Retype the listing that follows, exactly as written.

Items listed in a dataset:
━━━━

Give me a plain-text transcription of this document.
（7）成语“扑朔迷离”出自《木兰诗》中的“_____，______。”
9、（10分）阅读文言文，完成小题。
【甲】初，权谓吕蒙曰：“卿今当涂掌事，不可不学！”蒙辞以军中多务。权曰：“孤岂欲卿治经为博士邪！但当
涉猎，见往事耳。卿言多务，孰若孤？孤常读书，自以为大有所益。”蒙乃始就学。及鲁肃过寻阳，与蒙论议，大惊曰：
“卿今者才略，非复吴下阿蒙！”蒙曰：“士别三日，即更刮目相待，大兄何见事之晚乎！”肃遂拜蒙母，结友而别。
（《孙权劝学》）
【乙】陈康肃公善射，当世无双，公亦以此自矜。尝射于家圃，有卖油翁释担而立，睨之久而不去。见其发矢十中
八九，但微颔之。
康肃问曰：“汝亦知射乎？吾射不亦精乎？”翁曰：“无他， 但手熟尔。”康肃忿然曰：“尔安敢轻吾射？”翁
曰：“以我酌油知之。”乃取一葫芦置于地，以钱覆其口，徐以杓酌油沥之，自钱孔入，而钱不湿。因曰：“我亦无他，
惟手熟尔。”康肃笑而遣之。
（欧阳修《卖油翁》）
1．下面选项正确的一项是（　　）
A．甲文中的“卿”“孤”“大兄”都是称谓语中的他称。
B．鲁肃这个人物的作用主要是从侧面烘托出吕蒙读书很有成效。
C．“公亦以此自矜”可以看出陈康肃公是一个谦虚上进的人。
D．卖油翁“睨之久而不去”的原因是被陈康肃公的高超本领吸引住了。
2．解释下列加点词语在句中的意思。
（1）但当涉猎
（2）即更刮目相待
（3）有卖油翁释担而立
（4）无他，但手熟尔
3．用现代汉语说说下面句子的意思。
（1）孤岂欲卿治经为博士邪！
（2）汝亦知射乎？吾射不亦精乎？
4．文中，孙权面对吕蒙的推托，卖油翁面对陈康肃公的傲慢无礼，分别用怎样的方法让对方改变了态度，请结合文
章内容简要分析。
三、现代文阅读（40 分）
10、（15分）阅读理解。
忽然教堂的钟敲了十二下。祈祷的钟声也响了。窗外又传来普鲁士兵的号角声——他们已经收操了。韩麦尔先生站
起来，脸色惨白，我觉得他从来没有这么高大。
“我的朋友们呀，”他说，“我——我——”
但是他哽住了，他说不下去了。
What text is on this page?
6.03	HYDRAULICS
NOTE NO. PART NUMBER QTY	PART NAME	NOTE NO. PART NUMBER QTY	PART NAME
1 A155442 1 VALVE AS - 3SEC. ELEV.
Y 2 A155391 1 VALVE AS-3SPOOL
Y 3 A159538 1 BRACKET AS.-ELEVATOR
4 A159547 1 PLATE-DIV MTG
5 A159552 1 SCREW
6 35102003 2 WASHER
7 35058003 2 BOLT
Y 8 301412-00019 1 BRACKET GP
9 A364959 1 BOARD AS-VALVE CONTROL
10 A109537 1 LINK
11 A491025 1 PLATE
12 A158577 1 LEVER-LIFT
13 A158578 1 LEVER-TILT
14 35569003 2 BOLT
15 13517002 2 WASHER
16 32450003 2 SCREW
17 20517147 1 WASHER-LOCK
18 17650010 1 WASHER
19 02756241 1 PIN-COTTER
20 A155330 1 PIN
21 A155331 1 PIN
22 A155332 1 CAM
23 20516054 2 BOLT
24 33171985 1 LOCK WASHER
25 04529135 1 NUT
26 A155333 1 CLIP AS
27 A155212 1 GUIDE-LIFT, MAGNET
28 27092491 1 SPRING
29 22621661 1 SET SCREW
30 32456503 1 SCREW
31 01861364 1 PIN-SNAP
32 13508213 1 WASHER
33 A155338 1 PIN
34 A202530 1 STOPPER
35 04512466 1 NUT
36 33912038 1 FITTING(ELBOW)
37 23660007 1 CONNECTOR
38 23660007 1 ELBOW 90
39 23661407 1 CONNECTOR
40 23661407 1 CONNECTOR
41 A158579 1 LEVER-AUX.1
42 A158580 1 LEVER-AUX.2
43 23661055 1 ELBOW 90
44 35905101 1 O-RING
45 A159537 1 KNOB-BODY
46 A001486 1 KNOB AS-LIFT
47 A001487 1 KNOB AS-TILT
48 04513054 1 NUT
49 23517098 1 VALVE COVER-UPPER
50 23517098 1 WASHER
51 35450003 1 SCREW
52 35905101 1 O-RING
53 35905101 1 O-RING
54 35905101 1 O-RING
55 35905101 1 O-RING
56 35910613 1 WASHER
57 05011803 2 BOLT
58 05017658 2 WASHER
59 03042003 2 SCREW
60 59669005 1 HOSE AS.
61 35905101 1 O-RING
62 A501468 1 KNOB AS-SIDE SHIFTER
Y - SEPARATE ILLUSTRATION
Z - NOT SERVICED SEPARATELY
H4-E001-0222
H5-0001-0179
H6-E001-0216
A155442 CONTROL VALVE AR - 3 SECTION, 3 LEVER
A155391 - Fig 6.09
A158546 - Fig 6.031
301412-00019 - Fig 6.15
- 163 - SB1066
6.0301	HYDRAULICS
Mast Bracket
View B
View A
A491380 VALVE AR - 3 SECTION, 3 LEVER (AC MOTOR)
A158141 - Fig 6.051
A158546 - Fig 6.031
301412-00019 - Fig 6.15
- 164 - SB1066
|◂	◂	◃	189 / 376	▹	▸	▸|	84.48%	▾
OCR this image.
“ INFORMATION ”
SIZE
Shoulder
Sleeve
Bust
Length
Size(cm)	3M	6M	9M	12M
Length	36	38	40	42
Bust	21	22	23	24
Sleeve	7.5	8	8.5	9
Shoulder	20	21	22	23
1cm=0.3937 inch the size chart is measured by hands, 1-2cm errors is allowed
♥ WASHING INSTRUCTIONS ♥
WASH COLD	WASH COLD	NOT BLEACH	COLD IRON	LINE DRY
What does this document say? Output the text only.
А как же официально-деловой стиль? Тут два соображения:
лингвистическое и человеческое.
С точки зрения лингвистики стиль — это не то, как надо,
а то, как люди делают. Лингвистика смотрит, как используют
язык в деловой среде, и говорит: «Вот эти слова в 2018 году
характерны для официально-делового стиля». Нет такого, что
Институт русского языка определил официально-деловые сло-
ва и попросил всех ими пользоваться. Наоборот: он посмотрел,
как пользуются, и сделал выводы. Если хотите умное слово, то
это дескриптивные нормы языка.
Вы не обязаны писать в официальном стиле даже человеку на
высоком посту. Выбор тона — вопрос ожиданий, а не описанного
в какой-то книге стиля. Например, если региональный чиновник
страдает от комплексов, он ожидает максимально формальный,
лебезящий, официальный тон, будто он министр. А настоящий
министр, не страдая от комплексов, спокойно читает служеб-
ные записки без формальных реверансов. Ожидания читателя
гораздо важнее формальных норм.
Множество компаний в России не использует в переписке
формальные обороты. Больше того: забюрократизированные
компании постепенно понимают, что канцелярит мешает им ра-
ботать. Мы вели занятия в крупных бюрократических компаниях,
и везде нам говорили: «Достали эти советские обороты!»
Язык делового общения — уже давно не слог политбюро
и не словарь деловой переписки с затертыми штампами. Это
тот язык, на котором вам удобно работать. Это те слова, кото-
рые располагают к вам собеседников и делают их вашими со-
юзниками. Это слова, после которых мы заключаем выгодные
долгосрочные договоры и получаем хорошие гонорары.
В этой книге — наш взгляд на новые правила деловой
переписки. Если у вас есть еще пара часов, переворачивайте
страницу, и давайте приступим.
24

━━━━

EXERCISE ANSWER:
Give me a plain-text transcription of this document.
（7）成语“扑朔迷离”出自《木兰诗》中的“_____，______。”
9、（10分）阅读文言文，完成小题。
【甲】初，权谓吕蒙曰：“卿今当涂掌事，不可不学！”蒙辞以军中多务。权曰：“孤岂欲卿治经为博士邪！但当
涉猎，见往事耳。卿言多务，孰若孤？孤常读书，自以为大有所益。”蒙乃始就学。及鲁肃过寻阳，与蒙论议，大惊曰：
“卿今者才略，非复吴下阿蒙！”蒙曰：“士别三日，即更刮目相待，大兄何见事之晚乎！”肃遂拜蒙母，结友而别。
（《孙权劝学》）
【乙】陈康肃公善射，当世无双，公亦以此自矜。尝射于家圃，有卖油翁释担而立，睨之久而不去。见其发矢十中
八九，但微颔之。
康肃问曰：“汝亦知射乎？吾射不亦精乎？”翁曰：“无他， 但手熟尔。”康肃忿然曰：“尔安敢轻吾射？”翁
曰：“以我酌油知之。”乃取一葫芦置于地，以钱覆其口，徐以杓酌油沥之，自钱孔入，而钱不湿。因曰：“我亦无他，
惟手熟尔。”康肃笑而遣之。
（欧阳修《卖油翁》）
1．下面选项正确的一项是（　　）
A．甲文中的“卿”“孤”“大兄”都是称谓语中的他称。
B．鲁肃这个人物的作用主要是从侧面烘托出吕蒙读书很有成效。
C．“公亦以此自矜”可以看出陈康肃公是一个谦虚上进的人。
D．卖油翁“睨之久而不去”的原因是被陈康肃公的高超本领吸引住了。
2．解释下列加点词语在句中的意思。
（1）但当涉猎
（2）即更刮目相待
（3）有卖油翁释担而立
（4）无他，但手熟尔
3．用现代汉语说说下面句子的意思。
（1）孤岂欲卿治经为博士邪！
（2）汝亦知射乎？吾射不亦精乎？
4．文中，孙权面对吕蒙的推托，卖油翁面对陈康肃公的傲慢无礼，分别用怎样的方法让对方改变了态度，请结合文
章内容简要分析。
三、现代文阅读（40 分）
10、（15分）阅读理解。
忽然教堂的钟敲了十二下。祈祷的钟声也响了。窗外又传来普鲁士兵的号角声——他们已经收操了。韩麦尔先生站
起来，脸色惨白，我觉得他从来没有这么高大。
“我的朋友们呀，”他说，“我——我——”
但是他哽住了，他说不下去了。
What text is on this page?
6.03	HYDRAULICS
NOTE NO. PART NUMBER QTY	PART NAME	NOTE NO. PART NUMBER QTY	PART NAME
1 A155442 1 VALVE AS - 3SEC. ELEV.
Y 2 A155391 1 VALVE AS-3SPOOL
Y 3 A159538 1 BRACKET AS.-ELEVATOR
4 A159547 1 PLATE-DIV MTG
5 A159552 1 SCREW
6 35102003 2 WASHER
7 35058003 2 BOLT
Y 8 301412-00019 1 BRACKET GP
9 A364959 1 BOARD AS-VALVE CONTROL
10 A109537 1 LINK
11 A491025 1 PLATE
12 A158577 1 LEVER-LIFT
13 A158578 1 LEVER-TILT
14 35569003 2 BOLT
15 13517002 2 WASHER
16 32450003 2 SCREW
17 20517147 1 WASHER-LOCK
18 17650010 1 WASHER
19 02756241 1 PIN-COTTER
20 A155330 1 PIN
21 A155331 1 PIN
22 A155332 1 CAM
23 20516054 2 BOLT
24 33171985 1 LOCK WASHER
25 04529135 1 NUT
26 A155333 1 CLIP AS
27 A155212 1 GUIDE-LIFT, MAGNET
28 27092491 1 SPRING
29 22621661 1 SET SCREW
30 32456503 1 SCREW
31 01861364 1 PIN-SNAP
32 13508213 1 WASHER
33 A155338 1 PIN
34 A202530 1 STOPPER
35 04512466 1 NUT
36 33912038 1 FITTING(ELBOW)
37 23660007 1 CONNECTOR
38 23660007 1 ELBOW 90
39 23661407 1 CONNECTOR
40 23661407 1 CONNECTOR
41 A158579 1 LEVER-AUX.1
42 A158580 1 LEVER-AUX.2
43 23661055 1 ELBOW 90
44 35905101 1 O-RING
45 A159537 1 KNOB-BODY
46 A001486 1 KNOB AS-LIFT
47 A001487 1 KNOB AS-TILT
48 04513054 1 NUT
49 23517098 1 VALVE COVER-UPPER
50 23517098 1 WASHER
51 35450003 1 SCREW
52 35905101 1 O-RING
53 35905101 1 O-RING
54 35905101 1 O-RING
55 35905101 1 O-RING
56 35910613 1 WASHER
57 05011803 2 BOLT
58 05017658 2 WASHER
59 03042003 2 SCREW
60 59669005 1 HOSE AS.
61 35905101 1 O-RING
62 A501468 1 KNOB AS-SIDE SHIFTER
Y - SEPARATE ILLUSTRATION
Z - NOT SERVICED SEPARATELY
H4-E001-0222
H5-0001-0179
H6-E001-0216
A155442 CONTROL VALVE AR - 3 SECTION, 3 LEVER
A155391 - Fig 6.09
A158546 - Fig 6.031
301412-00019 - Fig 6.15
- 163 - SB1066
6.0301	HYDRAULICS
Mast Bracket
View B
View A
A491380 VALVE AR - 3 SECTION, 3 LEVER (AC MOTOR)
A158141 - Fig 6.051
A158546 - Fig 6.031
301412-00019 - Fig 6.15
- 164 - SB1066
|◂	◂	◃	189 / 376	▹	▸	▸|	84.48%	▾
OCR this image.
“ INFORMATION ”
SIZE
Shoulder
Sleeve
Bust
Length
Size(cm)	3M	6M	9M	12M
Length	36	38	40	42
Bust	21	22	23	24
Sleeve	7.5	8	8.5	9
Shoulder	20	21	22	23
1cm=0.3937 inch the size chart is measured by hands, 1-2cm errors is allowed
♥ WASHING INSTRUCTIONS ♥
WASH COLD	WASH COLD	NOT BLEACH	COLD IRON	LINE DRY
What does this document say? Output the text only.
А как же официально-деловой стиль? Тут два соображения:
лингвистическое и человеческое.
С точки зрения лингвистики стиль — это не то, как надо,
а то, как люди делают. Лингвистика смотрит, как используют
язык в деловой среде, и говорит: «Вот эти слова в 2018 году
характерны для официально-делового стиля». Нет такого, что
Институт русского языка определил официально-деловые сло-
ва и попросил всех ими пользоваться. Наоборот: он посмотрел,
как пользуются, и сделал выводы. Если хотите умное слово, то
это дескриптивные нормы языка.
Вы не обязаны писать в официальном стиле даже человеку на
высоком посту. Выбор тона — вопрос ожиданий, а не описанного
в какой-то книге стиля. Например, если региональный чиновник
страдает от комплексов, он ожидает максимально формальный,
лебезящий, официальный тон, будто он министр. А настоящий
министр, не страдая от комплексов, спокойно читает служеб-
ные записки без формальных реверансов. Ожидания читателя
гораздо важнее формальных норм.
Множество компаний в России не использует в переписке
формальные обороты. Больше того: забюрократизированные
компании постепенно понимают, что канцелярит мешает им ра-
ботать. Мы вели занятия в крупных бюрократических компаниях,
и везде нам говорили: «Достали эти советские обороты!»
Язык делового общения — уже давно не слог политбюро
и не словарь деловой переписки с затертыми штампами. Это
тот язык, на котором вам удобно работать. Это те слова, кото-
рые располагают к вам собеседников и делают их вашими со-
юзниками. Это слова, после которых мы заключаем выгодные
долгосрочные договоры и получаем хорошие гонорары.
В этой книге — наш взгляд на новые правила деловой
переписки. Если у вас есть еще пара часов, переворачивайте
страницу, и давайте приступим.
24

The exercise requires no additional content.